From the entries that follow, list every line in which the string "true" appears.

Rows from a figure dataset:
>> BEGIN
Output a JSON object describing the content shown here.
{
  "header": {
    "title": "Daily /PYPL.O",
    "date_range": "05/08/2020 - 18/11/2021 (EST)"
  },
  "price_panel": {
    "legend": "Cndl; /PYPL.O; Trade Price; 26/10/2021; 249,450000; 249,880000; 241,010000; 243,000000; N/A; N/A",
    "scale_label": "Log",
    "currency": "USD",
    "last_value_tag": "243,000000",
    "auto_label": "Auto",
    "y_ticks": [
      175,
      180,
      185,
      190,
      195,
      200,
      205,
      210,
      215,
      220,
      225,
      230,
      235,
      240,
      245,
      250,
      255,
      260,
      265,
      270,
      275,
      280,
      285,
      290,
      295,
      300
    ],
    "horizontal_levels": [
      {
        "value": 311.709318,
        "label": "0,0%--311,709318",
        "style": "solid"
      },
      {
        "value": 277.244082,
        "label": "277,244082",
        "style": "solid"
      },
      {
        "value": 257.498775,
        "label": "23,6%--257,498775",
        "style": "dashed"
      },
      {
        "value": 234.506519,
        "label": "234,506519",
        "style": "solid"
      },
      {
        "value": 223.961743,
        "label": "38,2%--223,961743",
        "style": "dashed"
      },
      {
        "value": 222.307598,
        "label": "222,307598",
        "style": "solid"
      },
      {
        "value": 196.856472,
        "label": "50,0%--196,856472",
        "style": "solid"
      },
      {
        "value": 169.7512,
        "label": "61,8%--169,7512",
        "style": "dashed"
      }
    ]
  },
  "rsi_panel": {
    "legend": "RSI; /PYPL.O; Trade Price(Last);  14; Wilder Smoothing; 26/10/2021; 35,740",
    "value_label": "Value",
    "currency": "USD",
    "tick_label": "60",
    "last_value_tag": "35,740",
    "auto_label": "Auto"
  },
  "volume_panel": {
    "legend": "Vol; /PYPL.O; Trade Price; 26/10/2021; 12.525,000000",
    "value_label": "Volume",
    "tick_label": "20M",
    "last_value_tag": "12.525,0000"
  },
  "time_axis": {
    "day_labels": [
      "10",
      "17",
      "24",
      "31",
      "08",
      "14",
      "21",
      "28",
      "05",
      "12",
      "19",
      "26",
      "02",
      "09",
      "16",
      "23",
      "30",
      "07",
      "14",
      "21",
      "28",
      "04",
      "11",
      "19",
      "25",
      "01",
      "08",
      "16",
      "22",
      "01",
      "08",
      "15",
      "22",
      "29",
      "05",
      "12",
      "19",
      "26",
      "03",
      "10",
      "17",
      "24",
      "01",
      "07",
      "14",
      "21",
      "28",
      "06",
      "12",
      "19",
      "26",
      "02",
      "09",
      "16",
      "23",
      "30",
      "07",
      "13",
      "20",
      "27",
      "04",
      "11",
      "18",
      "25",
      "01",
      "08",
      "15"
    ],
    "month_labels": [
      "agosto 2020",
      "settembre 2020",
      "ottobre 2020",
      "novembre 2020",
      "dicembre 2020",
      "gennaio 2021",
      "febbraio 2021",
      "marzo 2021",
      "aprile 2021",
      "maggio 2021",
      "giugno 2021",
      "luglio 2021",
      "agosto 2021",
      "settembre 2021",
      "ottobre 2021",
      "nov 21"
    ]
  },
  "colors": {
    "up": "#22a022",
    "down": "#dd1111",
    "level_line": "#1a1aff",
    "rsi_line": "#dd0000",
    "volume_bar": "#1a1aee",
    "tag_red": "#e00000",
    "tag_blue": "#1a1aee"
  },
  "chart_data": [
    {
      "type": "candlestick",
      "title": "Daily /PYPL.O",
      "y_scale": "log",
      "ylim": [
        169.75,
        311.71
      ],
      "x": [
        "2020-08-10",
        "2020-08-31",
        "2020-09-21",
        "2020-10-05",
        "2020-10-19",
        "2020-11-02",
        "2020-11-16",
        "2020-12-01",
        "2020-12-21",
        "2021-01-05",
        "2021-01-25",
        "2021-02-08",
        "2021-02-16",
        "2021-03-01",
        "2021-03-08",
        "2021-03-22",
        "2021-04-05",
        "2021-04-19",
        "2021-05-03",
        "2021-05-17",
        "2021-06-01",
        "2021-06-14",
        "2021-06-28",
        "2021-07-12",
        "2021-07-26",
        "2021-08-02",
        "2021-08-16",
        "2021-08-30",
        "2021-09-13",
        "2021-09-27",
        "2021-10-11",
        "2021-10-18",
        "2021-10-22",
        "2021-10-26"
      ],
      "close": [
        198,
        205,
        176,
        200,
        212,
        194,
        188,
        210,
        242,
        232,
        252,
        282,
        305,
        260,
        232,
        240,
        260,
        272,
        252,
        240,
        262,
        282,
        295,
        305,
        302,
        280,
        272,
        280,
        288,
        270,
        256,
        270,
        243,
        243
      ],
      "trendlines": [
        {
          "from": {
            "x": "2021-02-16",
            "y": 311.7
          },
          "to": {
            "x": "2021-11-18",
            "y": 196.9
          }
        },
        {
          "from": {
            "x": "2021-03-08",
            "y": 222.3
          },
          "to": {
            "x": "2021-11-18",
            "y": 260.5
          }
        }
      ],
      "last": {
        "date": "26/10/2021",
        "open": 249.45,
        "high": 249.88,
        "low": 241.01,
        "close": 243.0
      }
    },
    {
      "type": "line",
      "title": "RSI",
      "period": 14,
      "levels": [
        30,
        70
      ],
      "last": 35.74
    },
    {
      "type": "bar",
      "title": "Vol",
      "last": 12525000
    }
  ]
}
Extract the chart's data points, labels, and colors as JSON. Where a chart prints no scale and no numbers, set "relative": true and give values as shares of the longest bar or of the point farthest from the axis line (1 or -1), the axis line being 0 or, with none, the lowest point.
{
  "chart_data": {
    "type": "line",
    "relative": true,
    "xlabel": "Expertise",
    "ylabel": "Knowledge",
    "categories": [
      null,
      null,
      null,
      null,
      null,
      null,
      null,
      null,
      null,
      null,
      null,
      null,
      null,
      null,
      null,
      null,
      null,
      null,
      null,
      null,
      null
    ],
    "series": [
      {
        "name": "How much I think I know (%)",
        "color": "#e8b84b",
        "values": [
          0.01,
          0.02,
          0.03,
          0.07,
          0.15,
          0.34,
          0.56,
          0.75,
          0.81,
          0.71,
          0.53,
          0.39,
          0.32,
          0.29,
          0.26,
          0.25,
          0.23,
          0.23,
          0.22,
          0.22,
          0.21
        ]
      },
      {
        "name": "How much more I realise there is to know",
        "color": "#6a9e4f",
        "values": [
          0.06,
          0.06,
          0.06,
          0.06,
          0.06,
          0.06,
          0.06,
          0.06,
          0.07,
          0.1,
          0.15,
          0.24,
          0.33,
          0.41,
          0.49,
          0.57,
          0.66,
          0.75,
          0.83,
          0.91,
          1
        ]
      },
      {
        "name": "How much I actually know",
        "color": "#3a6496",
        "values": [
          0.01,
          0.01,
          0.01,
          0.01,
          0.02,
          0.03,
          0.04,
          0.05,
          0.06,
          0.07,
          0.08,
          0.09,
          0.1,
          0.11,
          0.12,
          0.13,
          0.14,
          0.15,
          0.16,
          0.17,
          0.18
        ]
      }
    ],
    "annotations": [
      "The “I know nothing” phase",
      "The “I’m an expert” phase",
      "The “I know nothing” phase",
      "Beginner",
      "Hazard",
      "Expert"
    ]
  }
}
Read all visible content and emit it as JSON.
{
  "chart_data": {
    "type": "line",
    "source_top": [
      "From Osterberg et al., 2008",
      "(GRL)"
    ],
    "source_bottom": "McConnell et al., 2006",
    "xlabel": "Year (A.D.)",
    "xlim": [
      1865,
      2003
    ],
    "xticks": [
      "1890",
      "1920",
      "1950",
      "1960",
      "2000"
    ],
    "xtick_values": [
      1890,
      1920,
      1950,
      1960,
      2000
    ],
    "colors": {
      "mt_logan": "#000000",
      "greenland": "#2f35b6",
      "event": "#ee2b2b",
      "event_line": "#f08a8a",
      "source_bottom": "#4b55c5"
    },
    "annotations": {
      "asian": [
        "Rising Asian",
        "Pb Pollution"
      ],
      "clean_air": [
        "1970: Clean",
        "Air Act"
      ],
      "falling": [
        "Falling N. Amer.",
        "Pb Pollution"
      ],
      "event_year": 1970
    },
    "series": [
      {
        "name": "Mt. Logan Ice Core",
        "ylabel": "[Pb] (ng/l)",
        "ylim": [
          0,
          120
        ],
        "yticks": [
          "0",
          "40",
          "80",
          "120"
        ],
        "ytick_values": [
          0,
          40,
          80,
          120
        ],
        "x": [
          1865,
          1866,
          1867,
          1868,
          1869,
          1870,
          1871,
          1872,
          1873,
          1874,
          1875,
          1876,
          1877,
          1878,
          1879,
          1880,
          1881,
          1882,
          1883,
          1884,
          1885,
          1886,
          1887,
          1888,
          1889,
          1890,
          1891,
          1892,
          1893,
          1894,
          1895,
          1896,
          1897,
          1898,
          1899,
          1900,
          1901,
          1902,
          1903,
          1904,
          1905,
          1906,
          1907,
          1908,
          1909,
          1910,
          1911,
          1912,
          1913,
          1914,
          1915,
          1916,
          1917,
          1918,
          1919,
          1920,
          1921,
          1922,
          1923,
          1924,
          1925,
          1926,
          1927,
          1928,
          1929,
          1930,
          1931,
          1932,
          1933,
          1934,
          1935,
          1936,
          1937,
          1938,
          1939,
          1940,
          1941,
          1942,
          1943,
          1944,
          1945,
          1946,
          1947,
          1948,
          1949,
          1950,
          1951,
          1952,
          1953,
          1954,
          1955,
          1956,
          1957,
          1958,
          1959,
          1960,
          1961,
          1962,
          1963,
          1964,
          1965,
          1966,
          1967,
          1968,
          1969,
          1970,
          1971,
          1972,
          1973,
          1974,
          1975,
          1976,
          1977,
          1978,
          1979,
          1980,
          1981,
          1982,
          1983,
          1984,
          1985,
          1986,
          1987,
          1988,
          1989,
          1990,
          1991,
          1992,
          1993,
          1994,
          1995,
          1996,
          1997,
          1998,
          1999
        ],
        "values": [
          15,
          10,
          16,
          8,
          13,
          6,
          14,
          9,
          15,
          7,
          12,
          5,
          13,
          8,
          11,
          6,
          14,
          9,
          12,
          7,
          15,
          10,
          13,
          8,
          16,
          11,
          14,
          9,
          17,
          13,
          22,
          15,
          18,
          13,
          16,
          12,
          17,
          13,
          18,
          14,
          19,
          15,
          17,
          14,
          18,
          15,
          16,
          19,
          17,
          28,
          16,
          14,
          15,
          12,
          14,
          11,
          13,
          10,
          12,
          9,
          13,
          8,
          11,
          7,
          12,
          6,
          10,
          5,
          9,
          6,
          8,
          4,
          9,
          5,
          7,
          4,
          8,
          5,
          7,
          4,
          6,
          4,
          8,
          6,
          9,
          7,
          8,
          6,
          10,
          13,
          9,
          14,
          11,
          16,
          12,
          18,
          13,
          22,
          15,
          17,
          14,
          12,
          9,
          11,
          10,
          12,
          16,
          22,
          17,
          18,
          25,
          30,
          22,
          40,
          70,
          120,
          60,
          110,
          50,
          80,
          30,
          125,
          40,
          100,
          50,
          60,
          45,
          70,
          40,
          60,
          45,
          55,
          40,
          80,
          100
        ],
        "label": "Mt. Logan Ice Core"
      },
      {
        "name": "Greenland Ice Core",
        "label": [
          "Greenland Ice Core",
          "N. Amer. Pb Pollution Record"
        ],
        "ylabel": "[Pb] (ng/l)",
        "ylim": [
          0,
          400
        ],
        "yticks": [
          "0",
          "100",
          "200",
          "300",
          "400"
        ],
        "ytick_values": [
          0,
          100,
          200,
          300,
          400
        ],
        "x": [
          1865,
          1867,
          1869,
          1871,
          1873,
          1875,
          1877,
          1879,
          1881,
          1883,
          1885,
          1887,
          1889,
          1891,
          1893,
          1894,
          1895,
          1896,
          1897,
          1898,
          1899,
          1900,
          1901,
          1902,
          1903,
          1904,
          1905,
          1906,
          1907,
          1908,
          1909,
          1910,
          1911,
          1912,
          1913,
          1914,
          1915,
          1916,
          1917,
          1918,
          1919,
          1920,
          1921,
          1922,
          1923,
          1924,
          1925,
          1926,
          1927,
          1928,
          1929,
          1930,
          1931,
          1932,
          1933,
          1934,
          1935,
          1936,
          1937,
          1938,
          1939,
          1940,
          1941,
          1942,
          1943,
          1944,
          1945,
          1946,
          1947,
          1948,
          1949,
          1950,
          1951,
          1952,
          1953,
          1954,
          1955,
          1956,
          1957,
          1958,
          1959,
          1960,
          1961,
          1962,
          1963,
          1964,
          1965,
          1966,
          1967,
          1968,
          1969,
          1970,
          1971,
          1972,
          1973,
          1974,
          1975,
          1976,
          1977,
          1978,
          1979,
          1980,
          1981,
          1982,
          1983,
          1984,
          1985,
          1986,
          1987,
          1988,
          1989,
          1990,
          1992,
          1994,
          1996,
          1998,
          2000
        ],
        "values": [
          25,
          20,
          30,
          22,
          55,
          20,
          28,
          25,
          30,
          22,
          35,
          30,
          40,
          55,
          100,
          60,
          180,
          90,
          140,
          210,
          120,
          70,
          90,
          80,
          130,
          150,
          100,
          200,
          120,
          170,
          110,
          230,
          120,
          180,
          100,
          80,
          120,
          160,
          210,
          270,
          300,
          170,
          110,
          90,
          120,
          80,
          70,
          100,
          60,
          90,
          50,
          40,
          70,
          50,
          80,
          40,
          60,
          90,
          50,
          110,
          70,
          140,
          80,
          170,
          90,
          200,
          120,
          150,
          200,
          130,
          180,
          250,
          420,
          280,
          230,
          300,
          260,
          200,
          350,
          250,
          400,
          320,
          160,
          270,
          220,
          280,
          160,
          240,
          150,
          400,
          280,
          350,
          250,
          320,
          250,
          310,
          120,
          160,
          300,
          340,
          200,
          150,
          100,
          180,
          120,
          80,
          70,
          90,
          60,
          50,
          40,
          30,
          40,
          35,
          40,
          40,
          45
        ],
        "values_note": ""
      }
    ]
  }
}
>> END
- _Response for this exercise_:
Extract the chart's data points, labels, and colors as JSON. Where a chart prints no scale and no numbers, set "relative": true and give values as shares of the longest bar or of the point farthest from the axis line (1 or -1), the axis line being 0 or, with none, the lowest point.
    "relative": true,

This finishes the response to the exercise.